Copy out each line of the material below that holds the string "больше".
▼
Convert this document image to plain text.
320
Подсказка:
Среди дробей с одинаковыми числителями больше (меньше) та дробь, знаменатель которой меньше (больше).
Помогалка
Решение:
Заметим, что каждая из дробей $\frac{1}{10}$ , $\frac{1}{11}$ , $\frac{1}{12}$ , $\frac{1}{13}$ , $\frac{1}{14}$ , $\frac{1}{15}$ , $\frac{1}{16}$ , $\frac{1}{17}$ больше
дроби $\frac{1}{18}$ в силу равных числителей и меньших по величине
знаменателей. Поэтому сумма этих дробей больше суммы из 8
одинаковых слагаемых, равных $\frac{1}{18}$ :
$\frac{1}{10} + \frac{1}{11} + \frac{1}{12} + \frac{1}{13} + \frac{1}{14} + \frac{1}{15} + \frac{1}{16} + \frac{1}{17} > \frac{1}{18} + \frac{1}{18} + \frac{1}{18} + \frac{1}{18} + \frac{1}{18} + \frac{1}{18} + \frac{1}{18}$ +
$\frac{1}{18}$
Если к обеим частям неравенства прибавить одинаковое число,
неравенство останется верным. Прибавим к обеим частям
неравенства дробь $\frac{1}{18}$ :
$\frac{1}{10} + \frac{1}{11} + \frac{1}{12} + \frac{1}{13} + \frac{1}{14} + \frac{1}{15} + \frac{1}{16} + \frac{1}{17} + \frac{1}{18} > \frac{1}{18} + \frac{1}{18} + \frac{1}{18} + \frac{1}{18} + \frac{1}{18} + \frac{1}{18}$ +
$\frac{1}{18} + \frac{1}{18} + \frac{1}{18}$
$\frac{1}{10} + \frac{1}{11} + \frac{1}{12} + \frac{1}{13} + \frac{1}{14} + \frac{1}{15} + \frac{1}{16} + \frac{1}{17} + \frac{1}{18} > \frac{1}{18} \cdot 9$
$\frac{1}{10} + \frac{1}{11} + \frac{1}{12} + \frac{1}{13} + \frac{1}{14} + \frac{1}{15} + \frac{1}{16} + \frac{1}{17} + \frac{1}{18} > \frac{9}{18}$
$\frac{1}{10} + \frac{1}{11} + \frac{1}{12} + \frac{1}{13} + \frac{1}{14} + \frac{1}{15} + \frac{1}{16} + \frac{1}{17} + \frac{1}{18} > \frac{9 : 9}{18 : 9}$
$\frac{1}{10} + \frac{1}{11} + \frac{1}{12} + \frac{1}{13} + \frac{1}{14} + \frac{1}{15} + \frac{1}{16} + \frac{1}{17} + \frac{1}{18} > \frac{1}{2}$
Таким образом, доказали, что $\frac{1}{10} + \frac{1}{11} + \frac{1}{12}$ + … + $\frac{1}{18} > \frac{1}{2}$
▲
* WRITTEN ANSWER:
Среди дробей с одинаковыми числителями больше (меньше) та дробь, знаменатель которой меньше (больше).
Заметим, что каждая из дробей $\frac{1}{10}$ , $\frac{1}{11}$ , $\frac{1}{12}$ , $\frac{1}{13}$ , $\frac{1}{14}$ , $\frac{1}{15}$ , $\frac{1}{16}$ , $\frac{1}{17}$ больше
знаменателей. Поэтому сумма этих дробей больше суммы из 8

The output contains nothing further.